--- WHAT IS BEING ASKED ---
Write out the listing below exactly, and omit any images you find in it.

------------------------------------------------

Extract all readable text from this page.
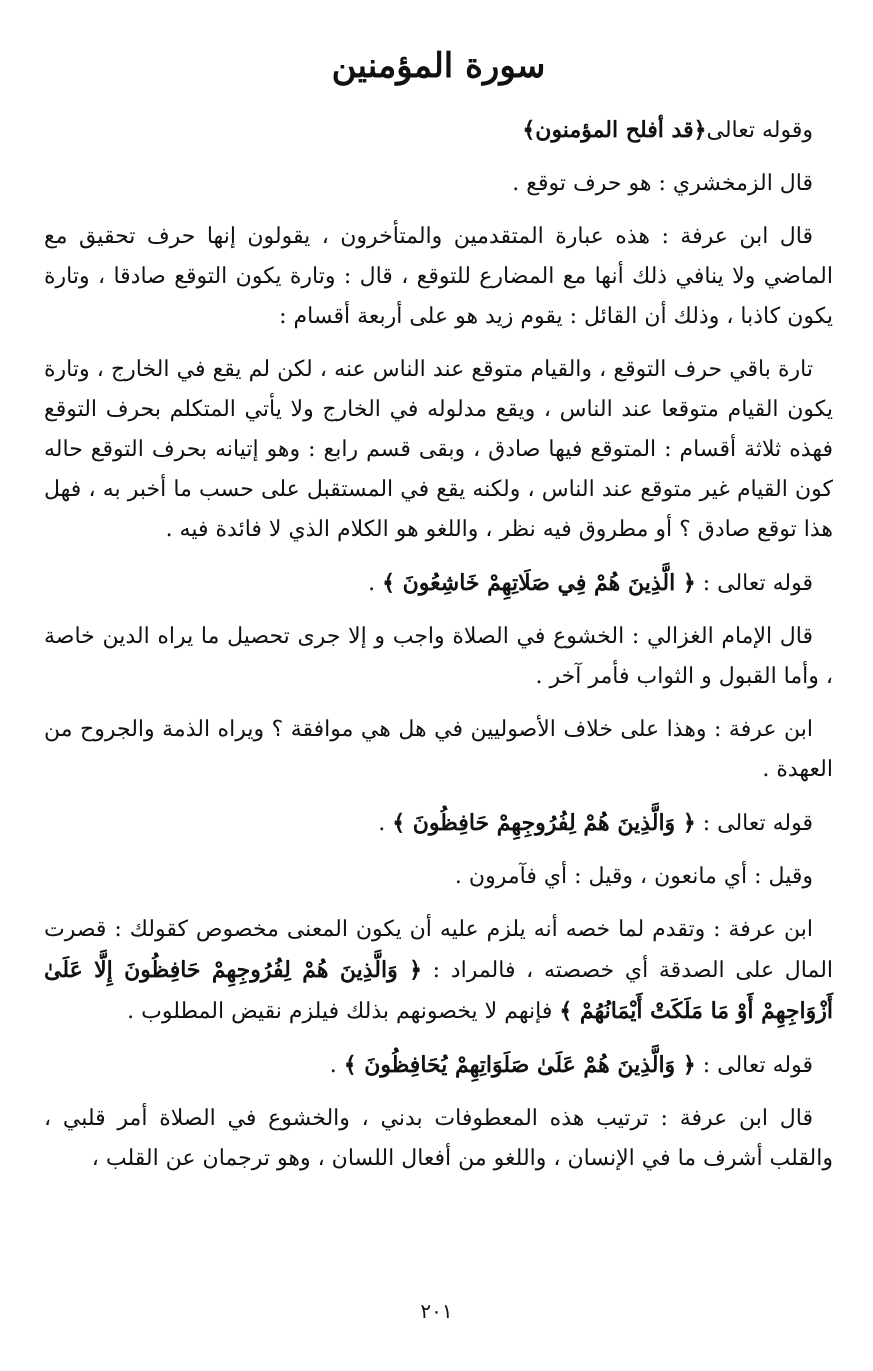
سورة المؤمنين

وقوله تعالى﴿قد أفلح المؤمنون﴾

قال الزمخشري : هو حرف توقع .

قال ابن عرفة : هذه عبارة المتقدمين والمتأخرون ، يقولون إنها حرف تحقيق مع الماضي ولا ينافي ذلك أنها مع المضارع للتوقع ، قال : وتارة يكون التوقع صادقا ، وتارة يكون كاذبا ، وذلك أن القائل : يقوم زيد هو على أربعة أقسام :

تارة باقي حرف التوقع ، والقيام متوقع عند الناس عنه ، لكن لم يقع في الخارج ، وتارة يكون القيام متوقعا عند الناس ، ويقع مدلوله في الخارج ولا يأتي المتكلم بحرف التوقع فهذه ثلاثة أقسام : المتوقع فيها صادق ، وبقى قسم رابع : وهو إتيانه بحرف التوقع حاله كون القيام غير متوقع عند الناس ، ولكنه يقع في المستقبل على حسب ما أخبر به ، فهل هذا توقع صادق ؟ أو مطروق فيه نظر ، واللغو هو الكلام الذي لا فائدة فيه .

قوله تعالى : ﴿ الَّذِينَ هُمْ فِي صَلَاتِهِمْ خَاشِعُونَ ﴾ .

قال الإمام الغزالي : الخشوع في الصلاة واجب و إلا جرى تحصيل ما يراه الدين خاصة ، وأما القبول و الثواب فأمر آخر .

ابن عرفة : وهذا على خلاف الأصوليين في هل هي موافقة ؟ ويراه الذمة والجروح من العهدة .

قوله تعالى : ﴿ وَالَّذِينَ هُمْ لِفُرُوجِهِمْ حَافِظُونَ ﴾ .

وقيل : أي مانعون ، وقيل : أي فآمرون .

ابن عرفة : وتقدم لما خصه أنه يلزم عليه أن يكون المعنى مخصوص كقولك : قصرت المال على الصدقة أي خصصته ، فالمراد : ﴿ وَالَّذِينَ هُمْ لِفُرُوجِهِمْ حَافِظُونَ إِلَّا عَلَىٰ أَزْوَاجِهِمْ أَوْ مَا مَلَكَتْ أَيْمَانُهُمْ ﴾ فإنهم لا يخصونهم بذلك فيلزم نقيض المطلوب .

قوله تعالى : ﴿ وَالَّذِينَ هُمْ عَلَىٰ صَلَوَاتِهِمْ يُحَافِظُونَ ﴾ .

قال ابن عرفة : ترتيب هذه المعطوفات بدني ، والخشوع في الصلاة أمر قلبي ، والقلب أشرف ما في الإنسان ، واللغو من أفعال اللسان ، وهو ترجمان عن القلب ،

٢٠١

------------------------------------------------

--- TASK RESPONSE ---
Extract all readable text from this page.
سورة المؤمنين

وقوله تعالى﴿قد أفلح المؤمنون﴾

قال الزمخشري : هو حرف توقع .

قال ابن عرفة : هذه عبارة المتقدمين والمتأخرون ، يقولون إنها حرف تحقيق مع الماضي ولا ينافي ذلك أنها مع المضارع للتوقع ، قال : وتارة يكون التوقع صادقا ، وتارة يكون كاذبا ، وذلك أن القائل : يقوم زيد هو على أربعة أقسام :

تارة باقي حرف التوقع ، والقيام متوقع عند الناس عنه ، لكن لم يقع في الخارج ، وتارة يكون القيام متوقعا عند الناس ، ويقع مدلوله في الخارج ولا يأتي المتكلم بحرف التوقع فهذه ثلاثة أقسام : المتوقع فيها صادق ، وبقى قسم رابع : وهو إتيانه بحرف التوقع حاله كون القيام غير متوقع عند الناس ، ولكنه يقع في المستقبل على حسب ما أخبر به ، فهل هذا توقع صادق ؟ أو مطروق فيه نظر ، واللغو هو الكلام الذي لا فائدة فيه .

قوله تعالى : ﴿ الَّذِينَ هُمْ فِي صَلَاتِهِمْ خَاشِعُونَ ﴾ .

قال الإمام الغزالي : الخشوع في الصلاة واجب و إلا جرى تحصيل ما يراه الدين خاصة ، وأما القبول و الثواب فأمر آخر .

ابن عرفة : وهذا على خلاف الأصوليين في هل هي موافقة ؟ ويراه الذمة والجروح من العهدة .

قوله تعالى : ﴿ وَالَّذِينَ هُمْ لِفُرُوجِهِمْ حَافِظُونَ ﴾ .

وقيل : أي مانعون ، وقيل : أي فآمرون .

ابن عرفة : وتقدم لما خصه أنه يلزم عليه أن يكون المعنى مخصوص كقولك : قصرت المال على الصدقة أي خصصته ، فالمراد : ﴿ وَالَّذِينَ هُمْ لِفُرُوجِهِمْ حَافِظُونَ إِلَّا عَلَىٰ أَزْوَاجِهِمْ أَوْ مَا مَلَكَتْ أَيْمَانُهُمْ ﴾ فإنهم لا يخصونهم بذلك فيلزم نقيض المطلوب .

قوله تعالى : ﴿ وَالَّذِينَ هُمْ عَلَىٰ صَلَوَاتِهِمْ يُحَافِظُونَ ﴾ .

قال ابن عرفة : ترتيب هذه المعطوفات بدني ، والخشوع في الصلاة أمر قلبي ، والقلب أشرف ما في الإنسان ، واللغو من أفعال اللسان ، وهو ترجمان عن القلب ،

٢٠١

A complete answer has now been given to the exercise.